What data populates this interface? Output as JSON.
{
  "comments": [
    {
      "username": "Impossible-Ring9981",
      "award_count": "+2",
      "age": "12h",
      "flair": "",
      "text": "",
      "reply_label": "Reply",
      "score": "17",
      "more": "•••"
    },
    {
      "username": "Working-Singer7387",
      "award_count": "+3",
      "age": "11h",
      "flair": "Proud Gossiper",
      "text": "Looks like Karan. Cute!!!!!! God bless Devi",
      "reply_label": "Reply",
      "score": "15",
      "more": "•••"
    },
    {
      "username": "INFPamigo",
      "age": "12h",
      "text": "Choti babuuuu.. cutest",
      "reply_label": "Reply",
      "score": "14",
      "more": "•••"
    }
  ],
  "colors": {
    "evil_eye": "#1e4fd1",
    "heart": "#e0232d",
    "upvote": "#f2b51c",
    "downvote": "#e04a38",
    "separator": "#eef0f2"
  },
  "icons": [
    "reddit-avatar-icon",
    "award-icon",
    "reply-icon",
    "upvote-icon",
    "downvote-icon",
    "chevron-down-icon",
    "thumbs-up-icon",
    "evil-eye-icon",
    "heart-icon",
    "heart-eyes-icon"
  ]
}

________________________________________

#### [BRIEF]
Repeat the material above in full, keeping every word.

#### [SOLVED PROBLEM]
What data populates this interface? Output as JSON.
{
  "comments": [
    {
      "username": "Impossible-Ring9981",
      "award_count": "+2",
      "age": "12h",
      "flair": "",
      "text": "",
      "reply_label": "Reply",
      "score": "17",
      "more": "•••"
    },
    {
      "username": "Working-Singer7387",
      "award_count": "+3",
      "age": "11h",
      "flair": "Proud Gossiper",
      "text": "Looks like Karan. Cute!!!!!! God bless Devi",
      "reply_label": "Reply",
      "score": "15",
      "more": "•••"
    },
    {
      "username": "INFPamigo",
      "age": "12h",
      "text": "Choti babuuuu.. cutest",
      "reply_label": "Reply",
      "score": "14",
      "more": "•••"
    }
  ],
  "colors": {
    "evil_eye": "#1e4fd1",
    "heart": "#e0232d",
    "upvote": "#f2b51c",
    "downvote": "#e04a38",
    "separator": "#eef0f2"
  },
  "icons": [
    "reddit-avatar-icon",
    "award-icon",
    "reply-icon",
    "upvote-icon",
    "downvote-icon",
    "chevron-down-icon",
    "thumbs-up-icon",
    "evil-eye-icon",
    "heart-icon",
    "heart-eyes-icon"
  ]
}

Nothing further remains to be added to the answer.